* Given instruction
How many lines of these entries hold the string "sharing"? Answer with the number alone.

+++ Entries

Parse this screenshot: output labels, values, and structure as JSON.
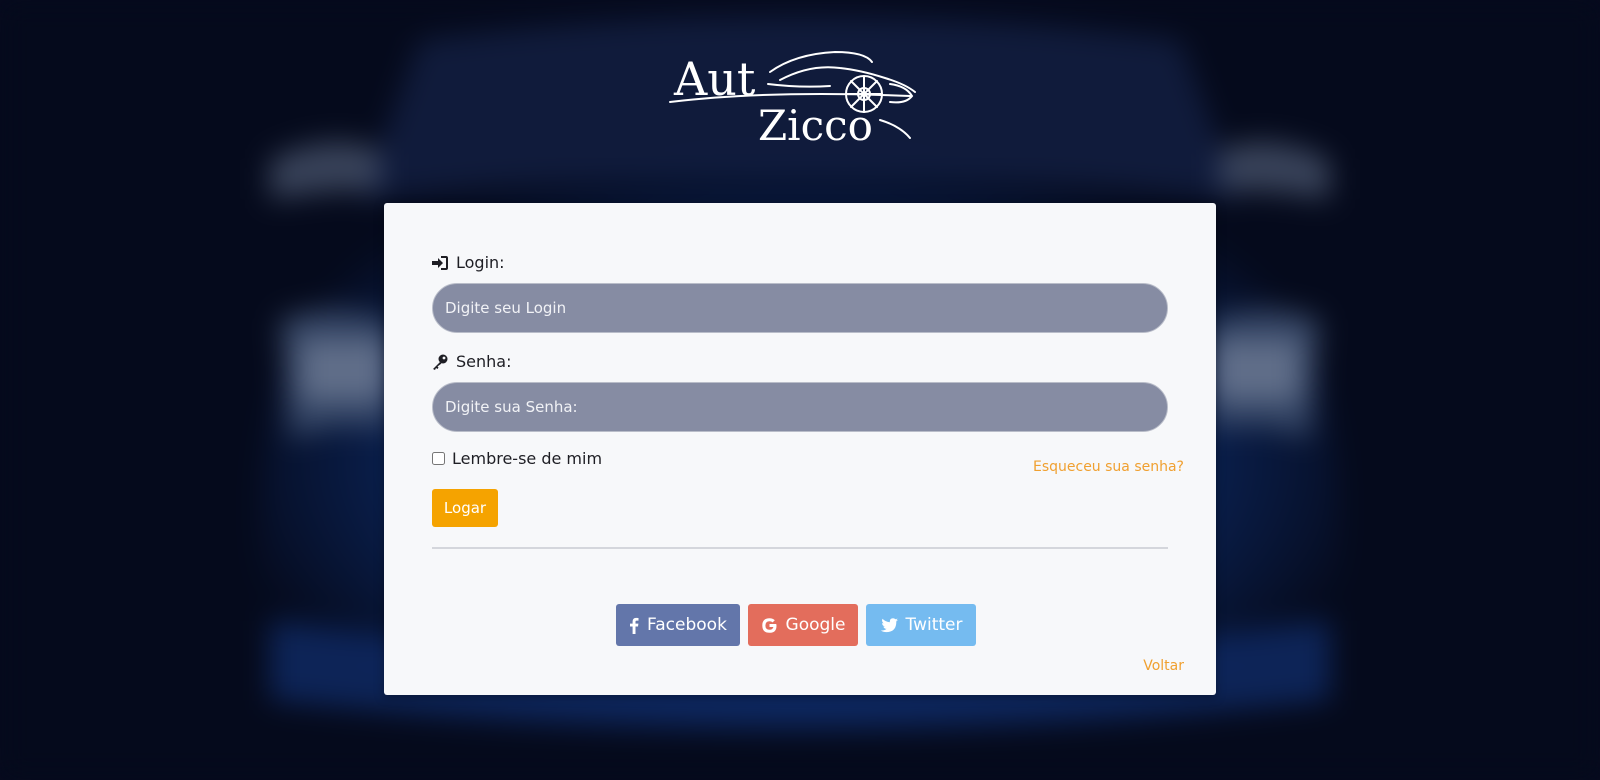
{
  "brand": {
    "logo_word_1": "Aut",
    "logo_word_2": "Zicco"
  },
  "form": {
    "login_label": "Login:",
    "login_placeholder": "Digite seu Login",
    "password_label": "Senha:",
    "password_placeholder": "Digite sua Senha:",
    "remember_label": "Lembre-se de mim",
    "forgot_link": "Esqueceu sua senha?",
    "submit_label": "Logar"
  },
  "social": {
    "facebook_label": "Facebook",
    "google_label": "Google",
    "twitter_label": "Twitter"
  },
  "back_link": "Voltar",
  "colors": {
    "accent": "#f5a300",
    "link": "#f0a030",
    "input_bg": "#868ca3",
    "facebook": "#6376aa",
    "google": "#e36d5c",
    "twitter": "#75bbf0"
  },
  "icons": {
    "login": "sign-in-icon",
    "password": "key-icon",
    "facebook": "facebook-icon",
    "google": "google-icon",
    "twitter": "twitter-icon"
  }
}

++++++
+++ Entries

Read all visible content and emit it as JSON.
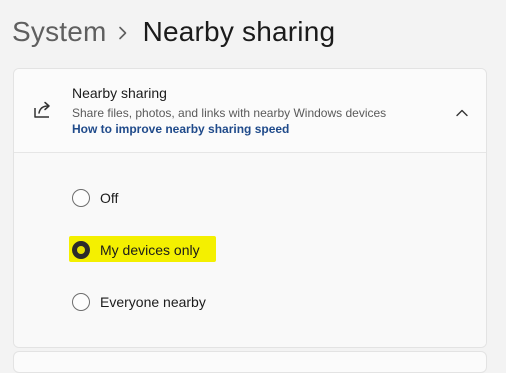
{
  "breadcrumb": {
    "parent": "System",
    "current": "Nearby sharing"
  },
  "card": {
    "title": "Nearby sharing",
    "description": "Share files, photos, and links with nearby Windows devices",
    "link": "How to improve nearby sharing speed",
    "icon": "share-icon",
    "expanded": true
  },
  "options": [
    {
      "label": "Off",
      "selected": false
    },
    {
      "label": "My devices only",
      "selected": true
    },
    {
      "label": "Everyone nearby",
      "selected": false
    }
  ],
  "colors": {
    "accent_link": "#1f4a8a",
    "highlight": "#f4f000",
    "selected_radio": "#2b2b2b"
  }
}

++++++

* Solution to the exercise
3